### [Directions for this task]
Pick out every line in the data below that contains the string "title", matching case exactly, and copy each one.

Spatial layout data

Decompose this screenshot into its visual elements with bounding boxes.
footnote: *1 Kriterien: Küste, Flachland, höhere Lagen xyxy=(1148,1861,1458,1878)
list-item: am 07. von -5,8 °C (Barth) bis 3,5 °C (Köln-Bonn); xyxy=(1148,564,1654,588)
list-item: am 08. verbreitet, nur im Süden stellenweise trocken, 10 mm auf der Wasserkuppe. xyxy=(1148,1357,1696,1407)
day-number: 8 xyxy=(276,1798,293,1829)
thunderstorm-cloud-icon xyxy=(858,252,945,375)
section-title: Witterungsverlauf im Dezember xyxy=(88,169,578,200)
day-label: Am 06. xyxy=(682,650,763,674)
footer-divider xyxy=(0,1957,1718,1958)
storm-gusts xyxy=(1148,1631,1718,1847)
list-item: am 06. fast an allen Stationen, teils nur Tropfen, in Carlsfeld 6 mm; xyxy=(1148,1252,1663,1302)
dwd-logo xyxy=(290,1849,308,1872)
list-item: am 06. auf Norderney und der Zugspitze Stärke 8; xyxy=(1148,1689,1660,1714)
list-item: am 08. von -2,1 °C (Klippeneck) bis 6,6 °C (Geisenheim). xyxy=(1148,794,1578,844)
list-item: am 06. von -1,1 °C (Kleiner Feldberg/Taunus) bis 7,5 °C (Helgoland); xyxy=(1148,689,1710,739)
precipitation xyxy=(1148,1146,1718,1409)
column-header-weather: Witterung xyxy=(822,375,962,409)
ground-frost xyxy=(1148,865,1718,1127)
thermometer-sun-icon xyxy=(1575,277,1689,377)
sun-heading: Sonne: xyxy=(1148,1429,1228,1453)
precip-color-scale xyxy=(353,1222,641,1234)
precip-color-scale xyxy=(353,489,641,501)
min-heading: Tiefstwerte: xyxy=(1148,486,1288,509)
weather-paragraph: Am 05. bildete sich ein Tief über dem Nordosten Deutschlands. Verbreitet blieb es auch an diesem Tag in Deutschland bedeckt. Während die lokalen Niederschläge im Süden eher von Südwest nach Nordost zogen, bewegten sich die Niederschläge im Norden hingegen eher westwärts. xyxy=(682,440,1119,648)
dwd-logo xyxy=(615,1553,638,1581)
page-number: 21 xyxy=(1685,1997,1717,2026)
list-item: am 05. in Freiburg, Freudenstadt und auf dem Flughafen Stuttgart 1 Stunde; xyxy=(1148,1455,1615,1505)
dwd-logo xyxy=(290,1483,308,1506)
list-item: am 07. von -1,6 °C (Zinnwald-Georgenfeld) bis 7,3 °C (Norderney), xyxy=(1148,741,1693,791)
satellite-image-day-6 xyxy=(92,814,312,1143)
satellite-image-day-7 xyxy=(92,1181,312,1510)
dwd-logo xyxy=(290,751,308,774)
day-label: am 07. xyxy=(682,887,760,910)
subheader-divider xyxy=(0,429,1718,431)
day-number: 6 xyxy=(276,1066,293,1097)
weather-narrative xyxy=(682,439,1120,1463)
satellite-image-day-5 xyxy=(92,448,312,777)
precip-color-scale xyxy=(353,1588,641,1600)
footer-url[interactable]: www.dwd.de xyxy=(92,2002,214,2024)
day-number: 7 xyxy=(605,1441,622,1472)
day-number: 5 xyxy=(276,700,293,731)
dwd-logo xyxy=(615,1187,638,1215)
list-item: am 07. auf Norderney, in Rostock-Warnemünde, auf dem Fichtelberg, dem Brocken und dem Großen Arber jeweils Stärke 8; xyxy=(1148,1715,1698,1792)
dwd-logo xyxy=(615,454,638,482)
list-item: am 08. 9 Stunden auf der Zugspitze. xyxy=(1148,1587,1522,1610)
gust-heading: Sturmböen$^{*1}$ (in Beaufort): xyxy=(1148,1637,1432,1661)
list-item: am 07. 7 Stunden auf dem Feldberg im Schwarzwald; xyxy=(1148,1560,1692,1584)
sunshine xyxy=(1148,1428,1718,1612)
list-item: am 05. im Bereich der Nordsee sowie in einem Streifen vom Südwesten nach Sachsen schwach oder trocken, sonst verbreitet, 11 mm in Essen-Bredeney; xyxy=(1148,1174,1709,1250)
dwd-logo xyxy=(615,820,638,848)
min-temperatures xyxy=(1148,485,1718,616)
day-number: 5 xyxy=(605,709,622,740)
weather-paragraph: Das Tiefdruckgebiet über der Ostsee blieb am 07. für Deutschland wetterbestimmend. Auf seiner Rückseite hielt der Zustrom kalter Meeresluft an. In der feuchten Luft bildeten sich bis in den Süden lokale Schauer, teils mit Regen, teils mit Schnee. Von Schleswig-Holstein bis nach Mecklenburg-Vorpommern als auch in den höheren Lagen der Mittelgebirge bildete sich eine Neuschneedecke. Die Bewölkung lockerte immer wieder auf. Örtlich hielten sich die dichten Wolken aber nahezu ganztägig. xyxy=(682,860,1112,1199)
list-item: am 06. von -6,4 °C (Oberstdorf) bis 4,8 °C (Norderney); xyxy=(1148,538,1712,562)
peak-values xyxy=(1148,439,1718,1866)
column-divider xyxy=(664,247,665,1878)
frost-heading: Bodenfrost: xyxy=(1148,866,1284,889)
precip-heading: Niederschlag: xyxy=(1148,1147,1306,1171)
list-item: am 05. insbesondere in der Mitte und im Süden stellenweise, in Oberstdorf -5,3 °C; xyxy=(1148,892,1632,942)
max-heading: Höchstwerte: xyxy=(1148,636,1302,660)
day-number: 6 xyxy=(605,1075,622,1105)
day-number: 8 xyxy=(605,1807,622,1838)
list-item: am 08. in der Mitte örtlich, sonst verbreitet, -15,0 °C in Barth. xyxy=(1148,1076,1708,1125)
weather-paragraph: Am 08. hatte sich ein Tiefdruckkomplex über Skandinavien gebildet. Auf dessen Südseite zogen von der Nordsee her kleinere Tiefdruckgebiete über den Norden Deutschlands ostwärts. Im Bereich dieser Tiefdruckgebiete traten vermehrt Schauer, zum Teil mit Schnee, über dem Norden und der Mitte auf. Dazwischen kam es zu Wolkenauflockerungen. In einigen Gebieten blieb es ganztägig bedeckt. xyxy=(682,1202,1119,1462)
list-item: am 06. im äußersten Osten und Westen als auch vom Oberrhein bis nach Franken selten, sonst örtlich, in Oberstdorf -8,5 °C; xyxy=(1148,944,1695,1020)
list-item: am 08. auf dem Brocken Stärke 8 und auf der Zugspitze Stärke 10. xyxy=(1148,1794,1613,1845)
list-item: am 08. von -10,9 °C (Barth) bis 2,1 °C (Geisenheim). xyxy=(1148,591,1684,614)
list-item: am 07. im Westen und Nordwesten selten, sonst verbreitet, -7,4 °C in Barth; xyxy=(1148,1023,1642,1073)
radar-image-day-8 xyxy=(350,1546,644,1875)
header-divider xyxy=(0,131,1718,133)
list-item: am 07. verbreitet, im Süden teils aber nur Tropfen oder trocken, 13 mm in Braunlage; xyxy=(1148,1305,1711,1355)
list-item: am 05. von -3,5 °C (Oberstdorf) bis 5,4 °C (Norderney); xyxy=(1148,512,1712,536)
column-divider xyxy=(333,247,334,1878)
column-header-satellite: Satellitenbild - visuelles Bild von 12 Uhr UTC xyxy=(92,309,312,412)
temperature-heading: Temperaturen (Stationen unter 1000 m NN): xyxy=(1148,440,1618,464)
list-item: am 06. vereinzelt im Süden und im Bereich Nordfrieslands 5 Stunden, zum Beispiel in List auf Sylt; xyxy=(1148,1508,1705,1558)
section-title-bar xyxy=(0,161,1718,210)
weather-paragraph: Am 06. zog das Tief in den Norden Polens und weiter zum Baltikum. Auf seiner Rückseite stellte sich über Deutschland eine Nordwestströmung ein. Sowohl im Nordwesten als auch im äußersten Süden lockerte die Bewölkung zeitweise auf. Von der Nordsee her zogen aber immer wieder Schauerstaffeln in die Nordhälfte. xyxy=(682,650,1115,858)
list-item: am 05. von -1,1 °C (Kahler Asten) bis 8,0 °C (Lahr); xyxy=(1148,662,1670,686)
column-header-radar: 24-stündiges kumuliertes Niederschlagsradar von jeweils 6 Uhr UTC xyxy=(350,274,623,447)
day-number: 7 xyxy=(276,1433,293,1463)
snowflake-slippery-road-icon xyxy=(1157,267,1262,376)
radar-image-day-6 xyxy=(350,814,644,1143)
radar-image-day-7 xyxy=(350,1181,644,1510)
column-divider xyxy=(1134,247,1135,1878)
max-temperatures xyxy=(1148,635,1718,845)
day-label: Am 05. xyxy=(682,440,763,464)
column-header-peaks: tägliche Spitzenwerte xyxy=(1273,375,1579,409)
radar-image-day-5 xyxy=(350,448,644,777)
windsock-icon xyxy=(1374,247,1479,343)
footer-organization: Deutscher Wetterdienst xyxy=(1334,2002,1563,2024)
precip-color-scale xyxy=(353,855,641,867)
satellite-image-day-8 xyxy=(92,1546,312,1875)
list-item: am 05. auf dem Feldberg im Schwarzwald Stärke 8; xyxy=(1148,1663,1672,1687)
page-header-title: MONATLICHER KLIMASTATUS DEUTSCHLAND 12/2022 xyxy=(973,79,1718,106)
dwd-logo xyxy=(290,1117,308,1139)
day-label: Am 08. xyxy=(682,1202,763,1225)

### [Finished task]
section-title: Witterungsverlauf im Dezember xyxy=(88,169,578,200)
section-title-bar xyxy=(0,161,1718,210)
page-header-title: MONATLICHER KLIMASTATUS DEUTSCHLAND 12/2022 xyxy=(973,79,1718,106)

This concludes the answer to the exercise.